* _What is being asked_
Leave out the pictures and return every entry exactly as it appears.

* _Extracted entries_

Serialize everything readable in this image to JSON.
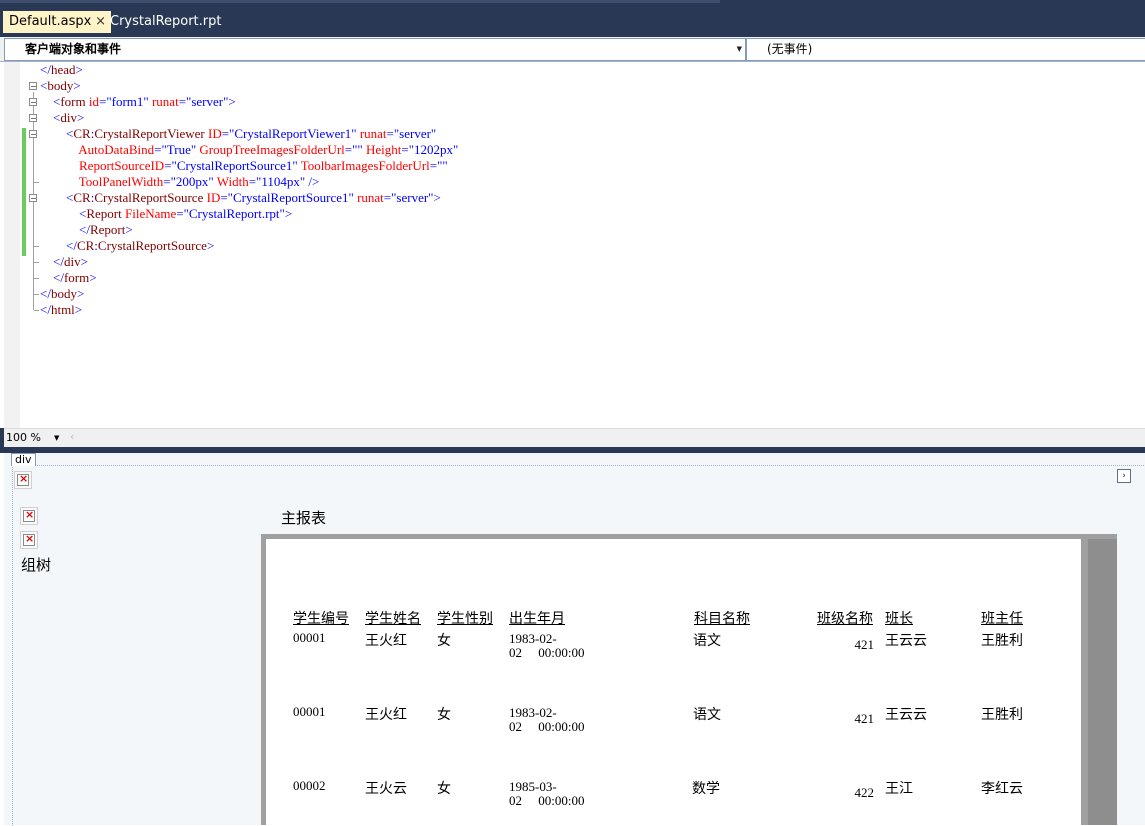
{
  "tabs": [
    {
      "label": "Default.aspx",
      "close": "×",
      "active": true
    },
    {
      "label": "CrystalReport.rpt",
      "active": false
    }
  ],
  "navbar": {
    "left_value": "客户端对象和事件",
    "right_value": "(无事件)"
  },
  "editor": {
    "zoom": "100 %",
    "lines": [
      [
        {
          "t": "</",
          "c": "pn"
        },
        {
          "t": "head",
          "c": "tg"
        },
        {
          "t": ">",
          "c": "pn"
        }
      ],
      [
        {
          "t": "<",
          "c": "pn"
        },
        {
          "t": "body",
          "c": "tg"
        },
        {
          "t": ">",
          "c": "pn"
        }
      ],
      [
        {
          "t": "    <",
          "c": "pn"
        },
        {
          "t": "form ",
          "c": "tg"
        },
        {
          "t": "id",
          "c": "at"
        },
        {
          "t": "=\"form1\" ",
          "c": "vl"
        },
        {
          "t": "runat",
          "c": "at"
        },
        {
          "t": "=\"server\">",
          "c": "vl"
        }
      ],
      [
        {
          "t": "    <",
          "c": "pn"
        },
        {
          "t": "div",
          "c": "tg"
        },
        {
          "t": ">",
          "c": "pn"
        }
      ],
      [
        {
          "t": "        <",
          "c": "pn"
        },
        {
          "t": "CR",
          "c": "tg"
        },
        {
          "t": ":",
          "c": "pn"
        },
        {
          "t": "CrystalReportViewer ",
          "c": "tg"
        },
        {
          "t": "ID",
          "c": "at"
        },
        {
          "t": "=\"CrystalReportViewer1\" ",
          "c": "vl"
        },
        {
          "t": "runat",
          "c": "at"
        },
        {
          "t": "=\"server\"",
          "c": "vl"
        }
      ],
      [
        {
          "t": "            ",
          "c": "pn"
        },
        {
          "t": "AutoDataBind",
          "c": "at"
        },
        {
          "t": "=\"True\" ",
          "c": "vl"
        },
        {
          "t": "GroupTreeImagesFolderUrl",
          "c": "at"
        },
        {
          "t": "=\"\" ",
          "c": "vl"
        },
        {
          "t": "Height",
          "c": "at"
        },
        {
          "t": "=\"1202px\"",
          "c": "vl"
        }
      ],
      [
        {
          "t": "            ",
          "c": "pn"
        },
        {
          "t": "ReportSourceID",
          "c": "at"
        },
        {
          "t": "=\"CrystalReportSource1\" ",
          "c": "vl"
        },
        {
          "t": "ToolbarImagesFolderUrl",
          "c": "at"
        },
        {
          "t": "=\"\"",
          "c": "vl"
        }
      ],
      [
        {
          "t": "            ",
          "c": "pn"
        },
        {
          "t": "ToolPanelWidth",
          "c": "at"
        },
        {
          "t": "=\"200px\" ",
          "c": "vl"
        },
        {
          "t": "Width",
          "c": "at"
        },
        {
          "t": "=\"1104px\" />",
          "c": "vl"
        }
      ],
      [
        {
          "t": "        <",
          "c": "pn"
        },
        {
          "t": "CR",
          "c": "tg"
        },
        {
          "t": ":",
          "c": "pn"
        },
        {
          "t": "CrystalReportSource ",
          "c": "tg"
        },
        {
          "t": "ID",
          "c": "at"
        },
        {
          "t": "=\"CrystalReportSource1\" ",
          "c": "vl"
        },
        {
          "t": "runat",
          "c": "at"
        },
        {
          "t": "=\"server\">",
          "c": "vl"
        }
      ],
      [
        {
          "t": "            <",
          "c": "pn"
        },
        {
          "t": "Report ",
          "c": "tg"
        },
        {
          "t": "FileName",
          "c": "at"
        },
        {
          "t": "=\"CrystalReport.rpt\">",
          "c": "vl"
        }
      ],
      [
        {
          "t": "            </",
          "c": "pn"
        },
        {
          "t": "Report",
          "c": "tg"
        },
        {
          "t": ">",
          "c": "pn"
        }
      ],
      [
        {
          "t": "        </",
          "c": "pn"
        },
        {
          "t": "CR",
          "c": "tg"
        },
        {
          "t": ":",
          "c": "pn"
        },
        {
          "t": "CrystalReportSource",
          "c": "tg"
        },
        {
          "t": ">",
          "c": "pn"
        }
      ],
      [
        {
          "t": "    </",
          "c": "pn"
        },
        {
          "t": "div",
          "c": "tg"
        },
        {
          "t": ">",
          "c": "pn"
        }
      ],
      [
        {
          "t": "    </",
          "c": "pn"
        },
        {
          "t": "form",
          "c": "tg"
        },
        {
          "t": ">",
          "c": "pn"
        }
      ],
      [
        {
          "t": "</",
          "c": "pn"
        },
        {
          "t": "body",
          "c": "tg"
        },
        {
          "t": ">",
          "c": "pn"
        }
      ],
      [
        {
          "t": "</",
          "c": "pn"
        },
        {
          "t": "html",
          "c": "tg"
        },
        {
          "t": ">",
          "c": "pn"
        }
      ]
    ]
  },
  "design": {
    "div_tag": "div",
    "group_tree_label": "组树",
    "report_title": "主报表",
    "columns": [
      "学生编号",
      "学生姓名",
      "学生性别",
      "出生年月",
      "科目名称",
      "班级名称",
      "班长",
      "班主任"
    ],
    "rows": [
      {
        "id": "00001",
        "name": "王火红",
        "gender": "女",
        "birth": "1983-02-\n02     00:00:00",
        "subject": "语文",
        "class": "421",
        "monitor": "王云云",
        "teacher": "王胜利"
      },
      {
        "id": "00001",
        "name": "王火红",
        "gender": "女",
        "birth": "1983-02-\n02     00:00:00",
        "subject": "语文",
        "class": "421",
        "monitor": "王云云",
        "teacher": "王胜利"
      },
      {
        "id": "00002",
        "name": "王火云",
        "gender": "女",
        "birth": "1985-03-\n02     00:00:00",
        "subject": "数学",
        "class": "422",
        "monitor": "王江",
        "teacher": "李红云"
      }
    ]
  }
}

* _Full solution_
Serialize everything readable in this image to JSON.
{
  "tabs": [
    {
      "label": "Default.aspx",
      "close": "×",
      "active": true
    },
    {
      "label": "CrystalReport.rpt",
      "active": false
    }
  ],
  "navbar": {
    "left_value": "客户端对象和事件",
    "right_value": "(无事件)"
  },
  "editor": {
    "zoom": "100 %",
    "lines": [
      [
        {
          "t": "</",
          "c": "pn"
        },
        {
          "t": "head",
          "c": "tg"
        },
        {
          "t": ">",
          "c": "pn"
        }
      ],
      [
        {
          "t": "<",
          "c": "pn"
        },
        {
          "t": "body",
          "c": "tg"
        },
        {
          "t": ">",
          "c": "pn"
        }
      ],
      [
        {
          "t": "    <",
          "c": "pn"
        },
        {
          "t": "form ",
          "c": "tg"
        },
        {
          "t": "id",
          "c": "at"
        },
        {
          "t": "=\"form1\" ",
          "c": "vl"
        },
        {
          "t": "runat",
          "c": "at"
        },
        {
          "t": "=\"server\">",
          "c": "vl"
        }
      ],
      [
        {
          "t": "    <",
          "c": "pn"
        },
        {
          "t": "div",
          "c": "tg"
        },
        {
          "t": ">",
          "c": "pn"
        }
      ],
      [
        {
          "t": "        <",
          "c": "pn"
        },
        {
          "t": "CR",
          "c": "tg"
        },
        {
          "t": ":",
          "c": "pn"
        },
        {
          "t": "CrystalReportViewer ",
          "c": "tg"
        },
        {
          "t": "ID",
          "c": "at"
        },
        {
          "t": "=\"CrystalReportViewer1\" ",
          "c": "vl"
        },
        {
          "t": "runat",
          "c": "at"
        },
        {
          "t": "=\"server\"",
          "c": "vl"
        }
      ],
      [
        {
          "t": "            ",
          "c": "pn"
        },
        {
          "t": "AutoDataBind",
          "c": "at"
        },
        {
          "t": "=\"True\" ",
          "c": "vl"
        },
        {
          "t": "GroupTreeImagesFolderUrl",
          "c": "at"
        },
        {
          "t": "=\"\" ",
          "c": "vl"
        },
        {
          "t": "Height",
          "c": "at"
        },
        {
          "t": "=\"1202px\"",
          "c": "vl"
        }
      ],
      [
        {
          "t": "            ",
          "c": "pn"
        },
        {
          "t": "ReportSourceID",
          "c": "at"
        },
        {
          "t": "=\"CrystalReportSource1\" ",
          "c": "vl"
        },
        {
          "t": "ToolbarImagesFolderUrl",
          "c": "at"
        },
        {
          "t": "=\"\"",
          "c": "vl"
        }
      ],
      [
        {
          "t": "            ",
          "c": "pn"
        },
        {
          "t": "ToolPanelWidth",
          "c": "at"
        },
        {
          "t": "=\"200px\" ",
          "c": "vl"
        },
        {
          "t": "Width",
          "c": "at"
        },
        {
          "t": "=\"1104px\" />",
          "c": "vl"
        }
      ],
      [
        {
          "t": "        <",
          "c": "pn"
        },
        {
          "t": "CR",
          "c": "tg"
        },
        {
          "t": ":",
          "c": "pn"
        },
        {
          "t": "CrystalReportSource ",
          "c": "tg"
        },
        {
          "t": "ID",
          "c": "at"
        },
        {
          "t": "=\"CrystalReportSource1\" ",
          "c": "vl"
        },
        {
          "t": "runat",
          "c": "at"
        },
        {
          "t": "=\"server\">",
          "c": "vl"
        }
      ],
      [
        {
          "t": "            <",
          "c": "pn"
        },
        {
          "t": "Report ",
          "c": "tg"
        },
        {
          "t": "FileName",
          "c": "at"
        },
        {
          "t": "=\"CrystalReport.rpt\">",
          "c": "vl"
        }
      ],
      [
        {
          "t": "            </",
          "c": "pn"
        },
        {
          "t": "Report",
          "c": "tg"
        },
        {
          "t": ">",
          "c": "pn"
        }
      ],
      [
        {
          "t": "        </",
          "c": "pn"
        },
        {
          "t": "CR",
          "c": "tg"
        },
        {
          "t": ":",
          "c": "pn"
        },
        {
          "t": "CrystalReportSource",
          "c": "tg"
        },
        {
          "t": ">",
          "c": "pn"
        }
      ],
      [
        {
          "t": "    </",
          "c": "pn"
        },
        {
          "t": "div",
          "c": "tg"
        },
        {
          "t": ">",
          "c": "pn"
        }
      ],
      [
        {
          "t": "    </",
          "c": "pn"
        },
        {
          "t": "form",
          "c": "tg"
        },
        {
          "t": ">",
          "c": "pn"
        }
      ],
      [
        {
          "t": "</",
          "c": "pn"
        },
        {
          "t": "body",
          "c": "tg"
        },
        {
          "t": ">",
          "c": "pn"
        }
      ],
      [
        {
          "t": "</",
          "c": "pn"
        },
        {
          "t": "html",
          "c": "tg"
        },
        {
          "t": ">",
          "c": "pn"
        }
      ]
    ]
  },
  "design": {
    "div_tag": "div",
    "group_tree_label": "组树",
    "report_title": "主报表",
    "columns": [
      "学生编号",
      "学生姓名",
      "学生性别",
      "出生年月",
      "科目名称",
      "班级名称",
      "班长",
      "班主任"
    ],
    "rows": [
      {
        "id": "00001",
        "name": "王火红",
        "gender": "女",
        "birth": "1983-02-\n02     00:00:00",
        "subject": "语文",
        "class": "421",
        "monitor": "王云云",
        "teacher": "王胜利"
      },
      {
        "id": "00001",
        "name": "王火红",
        "gender": "女",
        "birth": "1983-02-\n02     00:00:00",
        "subject": "语文",
        "class": "421",
        "monitor": "王云云",
        "teacher": "王胜利"
      },
      {
        "id": "00002",
        "name": "王火云",
        "gender": "女",
        "birth": "1985-03-\n02     00:00:00",
        "subject": "数学",
        "class": "422",
        "monitor": "王江",
        "teacher": "李红云"
      }
    ]
  }
}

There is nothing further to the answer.